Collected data

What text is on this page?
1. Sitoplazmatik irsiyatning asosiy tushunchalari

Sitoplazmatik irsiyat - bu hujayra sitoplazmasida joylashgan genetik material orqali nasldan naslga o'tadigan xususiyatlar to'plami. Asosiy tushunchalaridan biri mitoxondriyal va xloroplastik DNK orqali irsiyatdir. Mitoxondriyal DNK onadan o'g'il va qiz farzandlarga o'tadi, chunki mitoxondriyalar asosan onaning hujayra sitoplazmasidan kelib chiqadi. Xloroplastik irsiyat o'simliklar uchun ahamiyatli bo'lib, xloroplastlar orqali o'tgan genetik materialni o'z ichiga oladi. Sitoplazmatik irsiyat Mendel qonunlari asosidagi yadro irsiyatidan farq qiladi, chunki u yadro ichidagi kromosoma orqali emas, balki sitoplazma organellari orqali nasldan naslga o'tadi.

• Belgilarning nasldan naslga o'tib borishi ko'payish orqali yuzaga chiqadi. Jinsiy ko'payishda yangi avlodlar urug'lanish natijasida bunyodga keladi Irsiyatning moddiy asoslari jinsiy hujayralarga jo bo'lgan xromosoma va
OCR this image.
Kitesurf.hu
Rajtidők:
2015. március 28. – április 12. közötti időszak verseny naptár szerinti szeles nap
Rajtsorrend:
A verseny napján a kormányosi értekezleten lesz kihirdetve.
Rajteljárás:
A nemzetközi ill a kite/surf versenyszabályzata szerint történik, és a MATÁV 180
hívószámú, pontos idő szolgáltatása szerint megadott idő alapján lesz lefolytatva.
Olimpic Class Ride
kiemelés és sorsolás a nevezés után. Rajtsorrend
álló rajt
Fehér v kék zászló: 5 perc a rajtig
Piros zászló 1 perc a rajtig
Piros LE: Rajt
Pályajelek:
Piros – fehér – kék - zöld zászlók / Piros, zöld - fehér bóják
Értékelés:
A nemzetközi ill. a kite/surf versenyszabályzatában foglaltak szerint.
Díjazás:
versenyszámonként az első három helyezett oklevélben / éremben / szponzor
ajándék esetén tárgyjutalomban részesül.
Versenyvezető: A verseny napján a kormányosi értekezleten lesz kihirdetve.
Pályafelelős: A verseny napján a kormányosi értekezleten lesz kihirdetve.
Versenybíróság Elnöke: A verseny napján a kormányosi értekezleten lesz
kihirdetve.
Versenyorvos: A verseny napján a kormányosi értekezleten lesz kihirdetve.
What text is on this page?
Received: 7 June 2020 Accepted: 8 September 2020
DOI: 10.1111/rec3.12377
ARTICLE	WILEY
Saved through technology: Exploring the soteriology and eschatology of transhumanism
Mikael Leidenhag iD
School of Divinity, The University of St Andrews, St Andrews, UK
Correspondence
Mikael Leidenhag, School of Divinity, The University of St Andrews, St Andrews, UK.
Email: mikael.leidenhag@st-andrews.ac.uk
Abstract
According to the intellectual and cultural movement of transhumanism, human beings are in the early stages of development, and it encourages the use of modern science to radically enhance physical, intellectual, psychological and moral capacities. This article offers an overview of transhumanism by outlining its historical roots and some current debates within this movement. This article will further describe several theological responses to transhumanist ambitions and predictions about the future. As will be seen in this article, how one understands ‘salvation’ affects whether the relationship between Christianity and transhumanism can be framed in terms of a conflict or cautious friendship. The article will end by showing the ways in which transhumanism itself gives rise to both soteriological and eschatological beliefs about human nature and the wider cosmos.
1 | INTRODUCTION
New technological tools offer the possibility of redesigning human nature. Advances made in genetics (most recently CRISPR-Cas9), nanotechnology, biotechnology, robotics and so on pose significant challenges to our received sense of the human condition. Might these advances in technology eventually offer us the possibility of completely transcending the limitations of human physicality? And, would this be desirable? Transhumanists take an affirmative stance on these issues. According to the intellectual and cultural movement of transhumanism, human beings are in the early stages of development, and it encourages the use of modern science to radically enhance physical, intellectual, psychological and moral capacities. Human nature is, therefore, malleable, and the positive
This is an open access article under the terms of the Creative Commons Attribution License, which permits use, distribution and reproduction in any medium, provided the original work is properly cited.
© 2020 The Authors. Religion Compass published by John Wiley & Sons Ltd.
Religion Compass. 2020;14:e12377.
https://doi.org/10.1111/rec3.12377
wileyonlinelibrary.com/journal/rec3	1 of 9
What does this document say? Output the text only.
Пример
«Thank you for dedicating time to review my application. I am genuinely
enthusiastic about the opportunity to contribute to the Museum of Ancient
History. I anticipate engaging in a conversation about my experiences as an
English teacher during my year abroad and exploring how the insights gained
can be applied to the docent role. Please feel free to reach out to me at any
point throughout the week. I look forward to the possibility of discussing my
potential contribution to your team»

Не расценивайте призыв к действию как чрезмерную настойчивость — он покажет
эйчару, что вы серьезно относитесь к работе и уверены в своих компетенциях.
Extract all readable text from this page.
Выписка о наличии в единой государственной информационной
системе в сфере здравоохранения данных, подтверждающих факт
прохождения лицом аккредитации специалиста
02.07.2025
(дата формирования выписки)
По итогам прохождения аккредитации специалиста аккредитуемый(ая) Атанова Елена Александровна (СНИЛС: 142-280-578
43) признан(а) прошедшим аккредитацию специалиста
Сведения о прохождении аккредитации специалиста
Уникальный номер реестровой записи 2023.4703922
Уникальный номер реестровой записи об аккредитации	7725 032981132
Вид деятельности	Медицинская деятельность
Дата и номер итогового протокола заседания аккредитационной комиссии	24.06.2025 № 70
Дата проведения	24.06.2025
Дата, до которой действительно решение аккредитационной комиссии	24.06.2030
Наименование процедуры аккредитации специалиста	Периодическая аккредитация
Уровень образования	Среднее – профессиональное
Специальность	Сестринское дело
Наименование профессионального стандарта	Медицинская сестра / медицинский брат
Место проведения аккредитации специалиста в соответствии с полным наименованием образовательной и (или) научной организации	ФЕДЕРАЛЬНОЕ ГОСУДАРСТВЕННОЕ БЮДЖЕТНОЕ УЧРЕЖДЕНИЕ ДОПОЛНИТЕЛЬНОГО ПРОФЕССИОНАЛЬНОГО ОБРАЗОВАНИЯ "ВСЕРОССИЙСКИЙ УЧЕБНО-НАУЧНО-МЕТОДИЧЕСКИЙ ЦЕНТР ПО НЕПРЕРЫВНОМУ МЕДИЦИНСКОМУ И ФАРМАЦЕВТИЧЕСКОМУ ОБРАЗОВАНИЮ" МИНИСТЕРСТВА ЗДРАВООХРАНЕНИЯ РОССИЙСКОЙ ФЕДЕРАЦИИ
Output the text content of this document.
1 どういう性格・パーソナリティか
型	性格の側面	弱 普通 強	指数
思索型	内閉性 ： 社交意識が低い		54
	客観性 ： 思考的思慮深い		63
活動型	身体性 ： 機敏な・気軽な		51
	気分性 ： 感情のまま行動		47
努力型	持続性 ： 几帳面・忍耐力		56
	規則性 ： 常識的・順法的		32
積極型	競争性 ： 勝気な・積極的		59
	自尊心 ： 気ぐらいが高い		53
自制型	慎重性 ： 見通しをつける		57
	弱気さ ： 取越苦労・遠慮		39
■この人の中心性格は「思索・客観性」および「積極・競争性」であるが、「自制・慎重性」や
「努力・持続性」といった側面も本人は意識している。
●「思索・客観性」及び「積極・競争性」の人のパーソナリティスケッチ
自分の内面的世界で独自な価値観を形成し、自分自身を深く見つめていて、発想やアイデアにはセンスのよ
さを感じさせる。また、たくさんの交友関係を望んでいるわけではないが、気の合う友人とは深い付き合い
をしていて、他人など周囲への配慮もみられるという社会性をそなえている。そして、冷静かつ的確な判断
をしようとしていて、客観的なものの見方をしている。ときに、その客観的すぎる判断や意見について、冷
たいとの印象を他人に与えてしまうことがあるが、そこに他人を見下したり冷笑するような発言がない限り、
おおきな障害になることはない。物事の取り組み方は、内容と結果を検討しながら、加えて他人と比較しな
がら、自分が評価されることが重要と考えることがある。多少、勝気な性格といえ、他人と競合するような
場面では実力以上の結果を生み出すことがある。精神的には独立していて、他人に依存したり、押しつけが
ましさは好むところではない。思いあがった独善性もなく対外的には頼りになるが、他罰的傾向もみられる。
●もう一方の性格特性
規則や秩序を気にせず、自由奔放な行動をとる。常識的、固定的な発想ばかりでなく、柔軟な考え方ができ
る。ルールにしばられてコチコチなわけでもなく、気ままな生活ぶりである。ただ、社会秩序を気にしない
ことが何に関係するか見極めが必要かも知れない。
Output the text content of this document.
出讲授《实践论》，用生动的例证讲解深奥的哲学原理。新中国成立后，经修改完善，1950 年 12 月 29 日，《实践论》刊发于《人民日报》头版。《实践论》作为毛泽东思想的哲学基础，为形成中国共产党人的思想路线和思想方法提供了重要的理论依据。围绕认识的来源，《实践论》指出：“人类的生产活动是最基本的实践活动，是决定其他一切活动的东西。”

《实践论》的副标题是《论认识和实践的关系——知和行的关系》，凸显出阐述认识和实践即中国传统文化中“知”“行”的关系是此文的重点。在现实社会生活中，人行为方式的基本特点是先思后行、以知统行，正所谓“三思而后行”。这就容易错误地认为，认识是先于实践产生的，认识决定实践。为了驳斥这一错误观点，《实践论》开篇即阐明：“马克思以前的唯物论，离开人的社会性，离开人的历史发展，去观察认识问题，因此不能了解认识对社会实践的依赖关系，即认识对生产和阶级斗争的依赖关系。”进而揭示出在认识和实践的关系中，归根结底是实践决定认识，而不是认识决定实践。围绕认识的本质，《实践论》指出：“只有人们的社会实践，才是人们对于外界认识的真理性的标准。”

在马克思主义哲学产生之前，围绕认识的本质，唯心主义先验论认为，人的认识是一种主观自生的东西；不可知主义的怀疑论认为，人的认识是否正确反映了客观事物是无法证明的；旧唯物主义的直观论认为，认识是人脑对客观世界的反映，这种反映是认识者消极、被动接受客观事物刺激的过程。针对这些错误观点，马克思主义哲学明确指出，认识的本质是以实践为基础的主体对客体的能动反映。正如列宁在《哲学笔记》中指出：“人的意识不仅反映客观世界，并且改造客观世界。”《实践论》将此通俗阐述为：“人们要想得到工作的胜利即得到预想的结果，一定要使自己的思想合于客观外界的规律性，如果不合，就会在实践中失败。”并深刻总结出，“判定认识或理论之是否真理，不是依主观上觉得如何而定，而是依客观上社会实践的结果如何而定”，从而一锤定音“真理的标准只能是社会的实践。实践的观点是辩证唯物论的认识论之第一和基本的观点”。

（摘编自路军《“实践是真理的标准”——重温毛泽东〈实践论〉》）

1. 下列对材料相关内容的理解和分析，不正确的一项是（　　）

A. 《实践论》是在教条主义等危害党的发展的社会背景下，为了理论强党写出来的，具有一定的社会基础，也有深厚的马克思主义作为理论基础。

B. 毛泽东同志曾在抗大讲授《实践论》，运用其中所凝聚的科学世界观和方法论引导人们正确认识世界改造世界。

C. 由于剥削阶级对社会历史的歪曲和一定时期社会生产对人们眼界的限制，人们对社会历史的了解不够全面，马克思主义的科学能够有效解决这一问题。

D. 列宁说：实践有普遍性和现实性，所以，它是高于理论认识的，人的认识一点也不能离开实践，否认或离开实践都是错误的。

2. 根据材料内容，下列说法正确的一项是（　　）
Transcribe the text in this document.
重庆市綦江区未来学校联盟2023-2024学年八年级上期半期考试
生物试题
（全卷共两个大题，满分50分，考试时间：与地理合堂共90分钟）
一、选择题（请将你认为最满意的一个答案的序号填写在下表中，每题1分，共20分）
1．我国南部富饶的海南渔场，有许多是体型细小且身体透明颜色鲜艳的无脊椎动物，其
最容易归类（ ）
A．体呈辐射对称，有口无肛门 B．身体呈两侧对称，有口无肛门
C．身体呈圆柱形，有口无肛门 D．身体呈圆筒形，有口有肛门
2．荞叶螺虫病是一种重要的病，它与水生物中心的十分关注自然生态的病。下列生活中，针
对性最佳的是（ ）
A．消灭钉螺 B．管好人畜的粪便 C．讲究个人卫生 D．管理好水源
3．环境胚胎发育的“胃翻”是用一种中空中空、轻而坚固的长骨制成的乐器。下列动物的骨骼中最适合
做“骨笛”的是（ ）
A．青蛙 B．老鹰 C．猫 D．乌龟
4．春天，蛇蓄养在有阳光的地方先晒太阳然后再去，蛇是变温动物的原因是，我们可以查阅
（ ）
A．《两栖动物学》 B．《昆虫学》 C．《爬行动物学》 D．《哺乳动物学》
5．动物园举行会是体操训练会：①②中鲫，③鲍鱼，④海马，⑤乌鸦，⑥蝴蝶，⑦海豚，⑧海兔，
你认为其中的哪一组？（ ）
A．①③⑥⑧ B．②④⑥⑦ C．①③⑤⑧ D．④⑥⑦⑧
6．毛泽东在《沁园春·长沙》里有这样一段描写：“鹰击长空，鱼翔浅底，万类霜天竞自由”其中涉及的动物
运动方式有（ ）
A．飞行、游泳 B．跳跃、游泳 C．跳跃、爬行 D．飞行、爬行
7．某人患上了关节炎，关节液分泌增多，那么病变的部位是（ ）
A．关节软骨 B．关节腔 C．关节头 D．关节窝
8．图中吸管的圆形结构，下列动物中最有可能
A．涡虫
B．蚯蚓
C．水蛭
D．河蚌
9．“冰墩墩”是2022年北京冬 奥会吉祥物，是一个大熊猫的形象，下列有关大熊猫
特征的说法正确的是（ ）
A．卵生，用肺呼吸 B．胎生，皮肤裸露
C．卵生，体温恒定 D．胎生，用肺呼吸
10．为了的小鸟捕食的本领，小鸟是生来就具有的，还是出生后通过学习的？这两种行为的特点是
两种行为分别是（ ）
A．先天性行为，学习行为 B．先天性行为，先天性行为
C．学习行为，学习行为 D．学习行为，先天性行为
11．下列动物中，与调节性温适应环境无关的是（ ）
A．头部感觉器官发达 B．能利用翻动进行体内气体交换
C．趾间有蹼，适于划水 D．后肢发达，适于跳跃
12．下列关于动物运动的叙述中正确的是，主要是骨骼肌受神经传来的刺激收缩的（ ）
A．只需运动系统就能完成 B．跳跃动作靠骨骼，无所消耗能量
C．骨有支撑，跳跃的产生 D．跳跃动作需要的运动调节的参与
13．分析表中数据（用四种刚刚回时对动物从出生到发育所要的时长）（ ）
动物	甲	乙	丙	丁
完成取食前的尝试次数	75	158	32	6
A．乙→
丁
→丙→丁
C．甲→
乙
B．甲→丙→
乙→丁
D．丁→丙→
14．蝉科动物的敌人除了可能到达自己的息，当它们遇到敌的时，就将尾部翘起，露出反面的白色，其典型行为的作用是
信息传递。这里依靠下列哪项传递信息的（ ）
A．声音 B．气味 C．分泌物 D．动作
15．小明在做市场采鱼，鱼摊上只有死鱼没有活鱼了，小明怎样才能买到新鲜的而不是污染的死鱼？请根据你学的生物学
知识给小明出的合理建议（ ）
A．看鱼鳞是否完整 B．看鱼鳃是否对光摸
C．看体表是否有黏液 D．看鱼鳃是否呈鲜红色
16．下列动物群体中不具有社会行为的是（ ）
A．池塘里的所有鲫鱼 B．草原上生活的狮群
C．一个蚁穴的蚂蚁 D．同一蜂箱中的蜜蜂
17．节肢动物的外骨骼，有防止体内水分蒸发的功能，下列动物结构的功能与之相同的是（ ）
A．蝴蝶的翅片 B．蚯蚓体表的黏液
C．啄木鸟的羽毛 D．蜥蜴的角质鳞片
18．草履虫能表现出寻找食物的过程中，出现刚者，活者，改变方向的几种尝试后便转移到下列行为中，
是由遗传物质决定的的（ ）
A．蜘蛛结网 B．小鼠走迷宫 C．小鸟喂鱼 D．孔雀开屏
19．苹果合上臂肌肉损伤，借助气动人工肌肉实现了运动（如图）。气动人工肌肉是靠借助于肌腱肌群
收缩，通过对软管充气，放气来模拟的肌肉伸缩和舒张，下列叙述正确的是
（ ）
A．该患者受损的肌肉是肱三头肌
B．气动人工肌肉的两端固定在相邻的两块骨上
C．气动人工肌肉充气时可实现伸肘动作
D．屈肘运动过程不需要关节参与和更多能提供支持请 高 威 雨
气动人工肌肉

**EXERCISE INSTRUCTIONS**
Report how many lines contain "University". Give nothing but the number.

**SOLUTION BELOW**
2